Problem to work on: Rewrite all of the data below as a Markdown table with two columns, Row and Data line. Number each line in order and leave out any blank lines.
———
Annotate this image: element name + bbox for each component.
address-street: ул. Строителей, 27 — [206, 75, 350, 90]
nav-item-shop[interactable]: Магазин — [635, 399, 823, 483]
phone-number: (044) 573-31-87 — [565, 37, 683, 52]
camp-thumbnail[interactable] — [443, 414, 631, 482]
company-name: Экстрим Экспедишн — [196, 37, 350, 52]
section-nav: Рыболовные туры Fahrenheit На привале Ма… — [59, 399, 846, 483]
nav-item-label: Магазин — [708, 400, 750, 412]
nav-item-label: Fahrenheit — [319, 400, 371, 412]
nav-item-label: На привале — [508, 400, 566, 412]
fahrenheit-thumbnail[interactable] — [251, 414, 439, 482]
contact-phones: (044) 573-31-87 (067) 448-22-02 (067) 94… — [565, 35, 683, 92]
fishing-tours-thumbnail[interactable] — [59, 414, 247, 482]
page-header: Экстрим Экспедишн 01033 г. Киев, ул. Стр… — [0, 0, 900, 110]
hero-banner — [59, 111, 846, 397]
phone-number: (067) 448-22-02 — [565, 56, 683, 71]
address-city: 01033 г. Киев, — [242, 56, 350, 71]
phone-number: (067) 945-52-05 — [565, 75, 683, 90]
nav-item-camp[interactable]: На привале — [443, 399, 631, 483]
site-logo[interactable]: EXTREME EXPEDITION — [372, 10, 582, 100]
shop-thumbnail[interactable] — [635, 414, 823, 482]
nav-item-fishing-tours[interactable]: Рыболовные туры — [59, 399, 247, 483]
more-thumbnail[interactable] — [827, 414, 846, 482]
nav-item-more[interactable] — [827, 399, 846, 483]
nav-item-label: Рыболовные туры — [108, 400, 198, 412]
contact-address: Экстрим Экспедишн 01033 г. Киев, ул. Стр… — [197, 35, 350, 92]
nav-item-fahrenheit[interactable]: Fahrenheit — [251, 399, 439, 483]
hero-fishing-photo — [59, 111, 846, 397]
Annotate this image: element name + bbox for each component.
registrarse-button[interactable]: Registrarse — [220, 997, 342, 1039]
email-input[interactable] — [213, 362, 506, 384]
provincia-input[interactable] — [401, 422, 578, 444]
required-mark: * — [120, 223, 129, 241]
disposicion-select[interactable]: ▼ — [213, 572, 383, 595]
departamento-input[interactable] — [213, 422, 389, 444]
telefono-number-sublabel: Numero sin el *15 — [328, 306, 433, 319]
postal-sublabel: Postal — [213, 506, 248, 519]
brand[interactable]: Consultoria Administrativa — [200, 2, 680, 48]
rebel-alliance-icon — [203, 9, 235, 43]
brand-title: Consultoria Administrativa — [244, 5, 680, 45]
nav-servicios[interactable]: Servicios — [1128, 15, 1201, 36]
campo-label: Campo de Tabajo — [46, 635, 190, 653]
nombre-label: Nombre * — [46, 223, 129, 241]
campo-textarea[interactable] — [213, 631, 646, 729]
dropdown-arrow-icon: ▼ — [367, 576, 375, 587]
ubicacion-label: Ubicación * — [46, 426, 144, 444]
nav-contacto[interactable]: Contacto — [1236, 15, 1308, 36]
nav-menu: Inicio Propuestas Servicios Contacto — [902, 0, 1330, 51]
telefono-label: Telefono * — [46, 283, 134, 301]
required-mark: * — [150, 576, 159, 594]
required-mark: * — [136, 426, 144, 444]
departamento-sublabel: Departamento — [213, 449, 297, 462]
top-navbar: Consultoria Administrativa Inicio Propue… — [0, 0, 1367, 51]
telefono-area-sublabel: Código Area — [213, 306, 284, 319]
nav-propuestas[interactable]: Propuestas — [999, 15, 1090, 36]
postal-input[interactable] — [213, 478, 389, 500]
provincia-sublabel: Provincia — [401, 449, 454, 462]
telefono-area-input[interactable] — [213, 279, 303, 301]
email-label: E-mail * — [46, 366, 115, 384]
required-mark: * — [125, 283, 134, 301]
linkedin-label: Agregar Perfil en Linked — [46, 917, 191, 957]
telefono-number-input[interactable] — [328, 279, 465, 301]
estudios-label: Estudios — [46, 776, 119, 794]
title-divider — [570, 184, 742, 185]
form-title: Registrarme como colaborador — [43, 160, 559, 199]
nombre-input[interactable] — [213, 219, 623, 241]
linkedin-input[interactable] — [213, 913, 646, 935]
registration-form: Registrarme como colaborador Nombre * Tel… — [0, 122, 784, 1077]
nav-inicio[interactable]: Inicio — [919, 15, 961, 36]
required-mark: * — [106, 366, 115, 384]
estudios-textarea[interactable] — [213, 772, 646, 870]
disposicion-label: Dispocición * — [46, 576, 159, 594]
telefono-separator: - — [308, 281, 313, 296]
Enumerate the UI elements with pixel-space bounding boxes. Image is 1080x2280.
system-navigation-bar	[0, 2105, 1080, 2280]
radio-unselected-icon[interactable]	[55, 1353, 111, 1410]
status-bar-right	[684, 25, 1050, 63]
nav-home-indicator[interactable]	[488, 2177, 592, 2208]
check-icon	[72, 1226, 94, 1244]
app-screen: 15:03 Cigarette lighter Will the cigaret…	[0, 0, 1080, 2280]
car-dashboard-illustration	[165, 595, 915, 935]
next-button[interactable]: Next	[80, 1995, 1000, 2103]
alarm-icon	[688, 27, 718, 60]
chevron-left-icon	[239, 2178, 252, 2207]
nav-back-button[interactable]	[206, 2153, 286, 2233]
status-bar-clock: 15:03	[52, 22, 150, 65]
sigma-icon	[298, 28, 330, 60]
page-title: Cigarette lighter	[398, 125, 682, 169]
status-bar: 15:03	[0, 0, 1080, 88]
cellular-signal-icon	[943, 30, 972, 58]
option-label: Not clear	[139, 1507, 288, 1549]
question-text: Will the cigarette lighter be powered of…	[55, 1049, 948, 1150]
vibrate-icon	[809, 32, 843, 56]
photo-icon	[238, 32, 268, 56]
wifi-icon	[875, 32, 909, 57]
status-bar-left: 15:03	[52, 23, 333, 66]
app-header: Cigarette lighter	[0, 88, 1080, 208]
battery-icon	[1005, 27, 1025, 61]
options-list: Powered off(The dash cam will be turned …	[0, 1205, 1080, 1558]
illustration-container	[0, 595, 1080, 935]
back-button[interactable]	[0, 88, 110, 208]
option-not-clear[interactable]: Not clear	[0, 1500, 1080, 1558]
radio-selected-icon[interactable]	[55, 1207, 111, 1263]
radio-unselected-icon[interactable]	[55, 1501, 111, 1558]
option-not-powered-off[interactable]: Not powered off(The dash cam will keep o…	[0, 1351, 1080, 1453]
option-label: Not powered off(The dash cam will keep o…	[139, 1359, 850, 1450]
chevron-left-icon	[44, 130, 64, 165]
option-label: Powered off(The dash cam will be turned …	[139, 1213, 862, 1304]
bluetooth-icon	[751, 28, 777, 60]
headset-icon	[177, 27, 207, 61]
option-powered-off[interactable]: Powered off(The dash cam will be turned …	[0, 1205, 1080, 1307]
———
Answer to the exercise:
| Row | Data line |
|---|---|
| 1 | Annotate this image: element name + bbox for each component. |
| 2 | address-street: ул. Строителей, 27 — [206, 75, 350, 90] |
| 3 | nav-item-shop[interactable]: Магазин — [635, 399, 823, 483] |
| 4 | phone-number: (044) 573-31-87 — [565, 37, 683, 52] |
| 5 | camp-thumbnail[interactable] — [443, 414, 631, 482] |
| 6 | company-name: Экстрим Экспедишн — [196, 37, 350, 52] |
| 7 | section-nav: Рыболовные туры Fahrenheit На привале Ма… — [59, 399, 846, 483] |
| 8 | nav-item-label: Магазин — [708, 400, 750, 412] |
| 9 | nav-item-label: Fahrenheit — [319, 400, 371, 412] |
| 10 | nav-item-label: На привале — [508, 400, 566, 412] |
| 11 | fahrenheit-thumbnail[interactable] — [251, 414, 439, 482] |
| 12 | contact-phones: (044) 573-31-87 (067) 448-22-02 (067) 94… — [565, 35, 683, 92] |
| 13 | fishing-tours-thumbnail[interactable] — [59, 414, 247, 482] |
| 14 | page-header: Экстрим Экспедишн 01033 г. Киев, ул. Стр… — [0, 0, 900, 110] |
| 15 | hero-banner — [59, 111, 846, 397] |
| 16 | phone-number: (067) 448-22-02 — [565, 56, 683, 71] |
| 17 | address-city: 01033 г. Киев, — [242, 56, 350, 71] |
| 18 | phone-number: (067) 945-52-05 — [565, 75, 683, 90] |
| 19 | nav-item-camp[interactable]: На привале — [443, 399, 631, 483] |
| 20 | site-logo[interactable]: EXTREME EXPEDITION — [372, 10, 582, 100] |
| 21 | shop-thumbnail[interactable] — [635, 414, 823, 482] |
| 22 | nav-item-fishing-tours[interactable]: Рыболовные туры — [59, 399, 247, 483] |
| 23 | more-thumbnail[interactable] — [827, 414, 846, 482] |
| 24 | nav-item-more[interactable] — [827, 399, 846, 483] |
| 25 | nav-item-label: Рыболовные туры — [108, 400, 198, 412] |
| 26 | contact-address: Экстрим Экспедишн 01033 г. Киев, ул. Стр… — [197, 35, 350, 92] |
| 27 | nav-item-fahrenheit[interactable]: Fahrenheit — [251, 399, 439, 483] |
| 28 | hero-fishing-photo — [59, 111, 846, 397] |
| 29 | Annotate this image: element name + bbox for each component. |
| 30 | registrarse-button[interactable]: Registrarse — [220, 997, 342, 1039] |
| 31 | email-input[interactable] — [213, 362, 506, 384] |
| 32 | provincia-input[interactable] — [401, 422, 578, 444] |
| 33 | required-mark: * — [120, 223, 129, 241] |
| 34 | disposicion-select[interactable]: ▼ — [213, 572, 383, 595] |
| 35 | departamento-input[interactable] — [213, 422, 389, 444] |
| 36 | telefono-number-sublabel: Numero sin el *15 — [328, 306, 433, 319] |
| 37 | postal-sublabel: Postal — [213, 506, 248, 519] |
| 38 | brand[interactable]: Consultoria Administrativa — [200, 2, 680, 48] |
| 39 | rebel-alliance-icon — [203, 9, 235, 43] |
| 40 | brand-title: Consultoria Administrativa — [244, 5, 680, 45] |
| 41 | nav-servicios[interactable]: Servicios — [1128, 15, 1201, 36] |
| 42 | campo-label: Campo de Tabajo — [46, 635, 190, 653] |
| 43 | nombre-label: Nombre * — [46, 223, 129, 241] |
| 44 | campo-textarea[interactable] — [213, 631, 646, 729] |
| 45 | dropdown-arrow-icon: ▼ — [367, 576, 375, 587] |
| 46 | ubicacion-label: Ubicación * — [46, 426, 144, 444] |
| 47 | nav-contacto[interactable]: Contacto — [1236, 15, 1308, 36] |
| 48 | nav-menu: Inicio Propuestas Servicios Contacto — [902, 0, 1330, 51] |
| 49 | telefono-label: Telefono * — [46, 283, 134, 301] |
| 50 | required-mark: * — [150, 576, 159, 594] |
| 51 | required-mark: * — [136, 426, 144, 444] |
| 52 | departamento-sublabel: Departamento — [213, 449, 297, 462] |
| 53 | top-navbar: Consultoria Administrativa Inicio Propue… — [0, 0, 1367, 51] |
| 54 | telefono-area-sublabel: Código Area — [213, 306, 284, 319] |
| 55 | nav-propuestas[interactable]: Propuestas — [999, 15, 1090, 36] |
| 56 | postal-input[interactable] — [213, 478, 389, 500] |
| 57 | provincia-sublabel: Provincia — [401, 449, 454, 462] |
| 58 | telefono-area-input[interactable] — [213, 279, 303, 301] |
| 59 | email-label: E-mail * — [46, 366, 115, 384] |
| 60 | required-mark: * — [125, 283, 134, 301] |
| 61 | linkedin-label: Agregar Perfil en Linked — [46, 917, 191, 957] |
| 62 | telefono-number-input[interactable] — [328, 279, 465, 301] |
| 63 | estudios-label: Estudios — [46, 776, 119, 794] |
| 64 | title-divider — [570, 184, 742, 185] |
| 65 | form-title: Registrarme como colaborador — [43, 160, 559, 199] |
| 66 | nombre-input[interactable] — [213, 219, 623, 241] |
| 67 | linkedin-input[interactable] — [213, 913, 646, 935] |
| 68 | registration-form: Registrarme como colaborador Nombre * Tel… — [0, 122, 784, 1077] |
| 69 | nav-inicio[interactable]: Inicio — [919, 15, 961, 36] |
| 70 | required-mark: * — [106, 366, 115, 384] |
| 71 | estudios-textarea[interactable] — [213, 772, 646, 870] |
| 72 | disposicion-label: Dispocición * — [46, 576, 159, 594] |
| 73 | telefono-separator: - — [308, 281, 313, 296] |
| 74 | Enumerate the UI elements with pixel-space bounding boxes. Image is 1080x2280. |
| 75 | system-navigation-bar	[0, 2105, 1080, 2280] |
| 76 | radio-unselected-icon[interactable]	[55, 1353, 111, 1410] |
| 77 | status-bar-right	[684, 25, 1050, 63] |
| 78 | nav-home-indicator[interactable]	[488, 2177, 592, 2208] |
| 79 | check-icon	[72, 1226, 94, 1244] |
| 80 | app-screen: 15:03 Cigarette lighter Will the cigaret…	[0, 0, 1080, 2280] |
| 81 | car-dashboard-illustration	[165, 595, 915, 935] |
| 82 | next-button[interactable]: Next	[80, 1995, 1000, 2103] |
| 83 | alarm-icon	[688, 27, 718, 60] |
| 84 | chevron-left-icon	[239, 2178, 252, 2207] |
| 85 | nav-back-button[interactable]	[206, 2153, 286, 2233] |
| 86 | status-bar-clock: 15:03	[52, 22, 150, 65] |
| 87 | sigma-icon	[298, 28, 330, 60] |
| 88 | page-title: Cigarette lighter	[398, 125, 682, 169] |
| 89 | status-bar: 15:03	[0, 0, 1080, 88] |
| 90 | cellular-signal-icon	[943, 30, 972, 58] |
| 91 | option-label: Not clear	[139, 1507, 288, 1549] |
| 92 | question-text: Will the cigarette lighter be powered of…	[55, 1049, 948, 1150] |
| 93 | vibrate-icon	[809, 32, 843, 56] |
| 94 | photo-icon	[238, 32, 268, 56] |
| 95 | wifi-icon	[875, 32, 909, 57] |
| 96 | status-bar-left: 15:03	[52, 23, 333, 66] |
| 97 | app-header: Cigarette lighter	[0, 88, 1080, 208] |
| 98 | battery-icon	[1005, 27, 1025, 61] |
| 99 | options-list: Powered off(The dash cam will be turned …	[0, 1205, 1080, 1558] |
| 100 | illustration-container	[0, 595, 1080, 935] |
| 101 | back-button[interactable]	[0, 88, 110, 208] |
| 102 | option-not-clear[interactable]: Not clear	[0, 1500, 1080, 1558] |
| 103 | radio-selected-icon[interactable]	[55, 1207, 111, 1263] |
| 104 | radio-unselected-icon[interactable]	[55, 1501, 111, 1558] |
| 105 | option-not-powered-off[interactable]: Not powered off(The dash cam will keep o…	[0, 1351, 1080, 1453] |
| 106 | option-label: Not powered off(The dash cam will keep o…	[139, 1359, 850, 1450] |
| 107 | chevron-left-icon	[44, 130, 64, 165] |
| 108 | option-label: Powered off(The dash cam will be turned …	[139, 1213, 862, 1304] |
| 109 | bluetooth-icon	[751, 28, 777, 60] |
| 110 | headset-icon	[177, 27, 207, 61] |
| 111 | option-powered-off[interactable]: Powered off(The dash cam will be turned …	[0, 1205, 1080, 1307] |